_What the exercise asks_: Locate each line containing the string "последнее" and copy it out.

_Extracted data_:

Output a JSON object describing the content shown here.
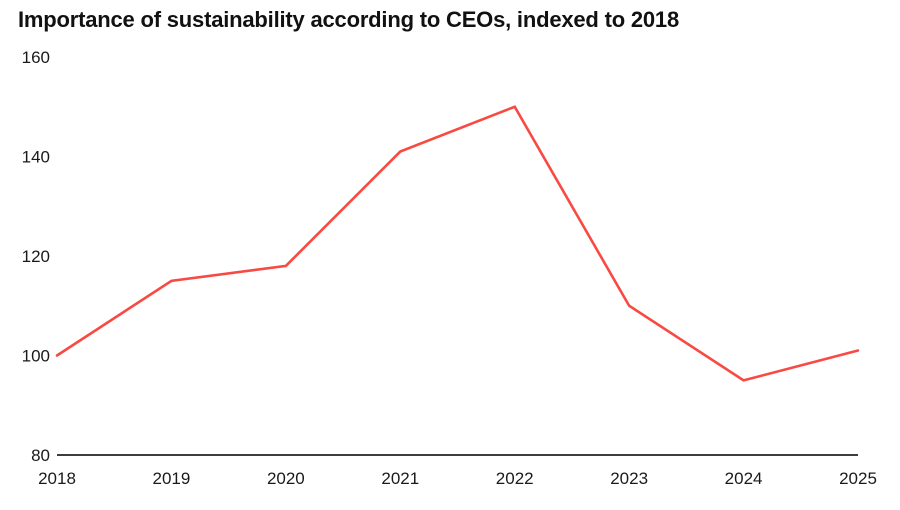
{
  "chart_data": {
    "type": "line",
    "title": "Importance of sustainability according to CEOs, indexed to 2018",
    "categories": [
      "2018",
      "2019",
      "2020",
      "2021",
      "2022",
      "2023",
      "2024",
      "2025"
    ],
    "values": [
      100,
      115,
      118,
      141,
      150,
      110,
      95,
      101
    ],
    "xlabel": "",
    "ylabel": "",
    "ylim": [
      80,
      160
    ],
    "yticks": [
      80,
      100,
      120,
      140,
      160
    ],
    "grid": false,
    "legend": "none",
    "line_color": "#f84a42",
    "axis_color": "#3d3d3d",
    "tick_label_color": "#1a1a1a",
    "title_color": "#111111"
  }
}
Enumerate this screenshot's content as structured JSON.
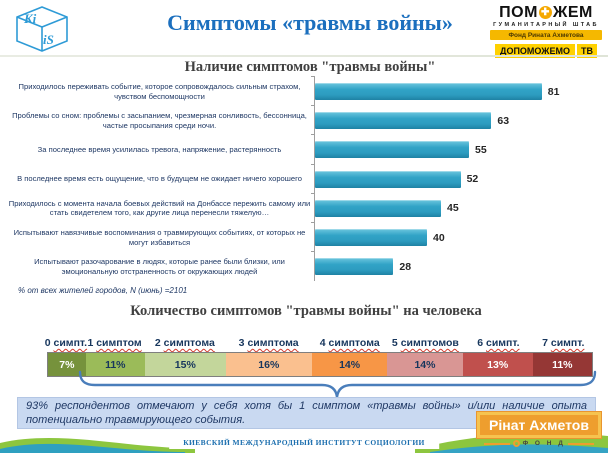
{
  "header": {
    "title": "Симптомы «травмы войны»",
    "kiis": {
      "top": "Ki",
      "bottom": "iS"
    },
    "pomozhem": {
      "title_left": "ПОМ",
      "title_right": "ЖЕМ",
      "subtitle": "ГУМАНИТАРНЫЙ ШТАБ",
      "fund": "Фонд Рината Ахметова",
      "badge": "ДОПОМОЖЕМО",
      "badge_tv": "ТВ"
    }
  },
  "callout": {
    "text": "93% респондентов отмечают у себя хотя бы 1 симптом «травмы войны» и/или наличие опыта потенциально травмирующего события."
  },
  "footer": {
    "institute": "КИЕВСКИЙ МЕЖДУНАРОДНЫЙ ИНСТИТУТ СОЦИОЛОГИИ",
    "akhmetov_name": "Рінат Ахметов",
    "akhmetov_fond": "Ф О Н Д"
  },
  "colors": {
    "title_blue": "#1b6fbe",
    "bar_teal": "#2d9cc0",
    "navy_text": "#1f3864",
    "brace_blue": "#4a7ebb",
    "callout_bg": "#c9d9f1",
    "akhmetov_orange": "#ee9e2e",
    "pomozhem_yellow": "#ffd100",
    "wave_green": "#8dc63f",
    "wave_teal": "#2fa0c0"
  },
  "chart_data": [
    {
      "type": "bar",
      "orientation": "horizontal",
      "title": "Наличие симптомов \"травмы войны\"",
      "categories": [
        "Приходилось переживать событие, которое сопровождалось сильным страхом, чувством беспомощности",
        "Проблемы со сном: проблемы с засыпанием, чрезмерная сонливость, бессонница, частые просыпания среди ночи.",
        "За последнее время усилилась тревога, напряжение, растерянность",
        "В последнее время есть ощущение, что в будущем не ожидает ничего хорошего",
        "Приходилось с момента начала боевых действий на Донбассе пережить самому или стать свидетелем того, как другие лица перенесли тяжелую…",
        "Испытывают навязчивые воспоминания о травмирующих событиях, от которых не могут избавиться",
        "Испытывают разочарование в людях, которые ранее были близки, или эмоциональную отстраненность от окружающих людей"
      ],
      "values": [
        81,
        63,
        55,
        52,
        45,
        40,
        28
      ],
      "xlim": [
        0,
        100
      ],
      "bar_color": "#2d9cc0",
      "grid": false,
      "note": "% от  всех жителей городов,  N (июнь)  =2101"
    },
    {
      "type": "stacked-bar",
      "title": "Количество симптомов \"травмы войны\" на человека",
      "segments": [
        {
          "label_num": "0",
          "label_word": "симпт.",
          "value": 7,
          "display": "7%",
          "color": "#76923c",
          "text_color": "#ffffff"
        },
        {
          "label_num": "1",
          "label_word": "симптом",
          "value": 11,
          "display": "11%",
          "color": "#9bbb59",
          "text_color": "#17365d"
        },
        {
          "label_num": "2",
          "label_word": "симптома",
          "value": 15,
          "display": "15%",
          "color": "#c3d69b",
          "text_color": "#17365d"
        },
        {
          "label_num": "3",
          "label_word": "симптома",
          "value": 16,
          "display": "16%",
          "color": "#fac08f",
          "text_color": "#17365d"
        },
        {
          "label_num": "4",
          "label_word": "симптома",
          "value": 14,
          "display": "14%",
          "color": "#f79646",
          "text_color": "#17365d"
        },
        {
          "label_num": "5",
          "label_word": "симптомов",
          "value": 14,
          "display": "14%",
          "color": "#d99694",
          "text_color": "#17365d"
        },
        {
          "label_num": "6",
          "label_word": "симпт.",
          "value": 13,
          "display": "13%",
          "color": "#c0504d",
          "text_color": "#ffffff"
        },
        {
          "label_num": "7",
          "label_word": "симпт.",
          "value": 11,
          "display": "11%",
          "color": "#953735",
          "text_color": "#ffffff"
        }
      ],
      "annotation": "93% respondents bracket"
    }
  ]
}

_Solution to this problem_:
        "За последнее время усилилась тревога, напряжение, растерянность",
        "В последнее время есть ощущение, что в будущем не ожидает ничего хорошего",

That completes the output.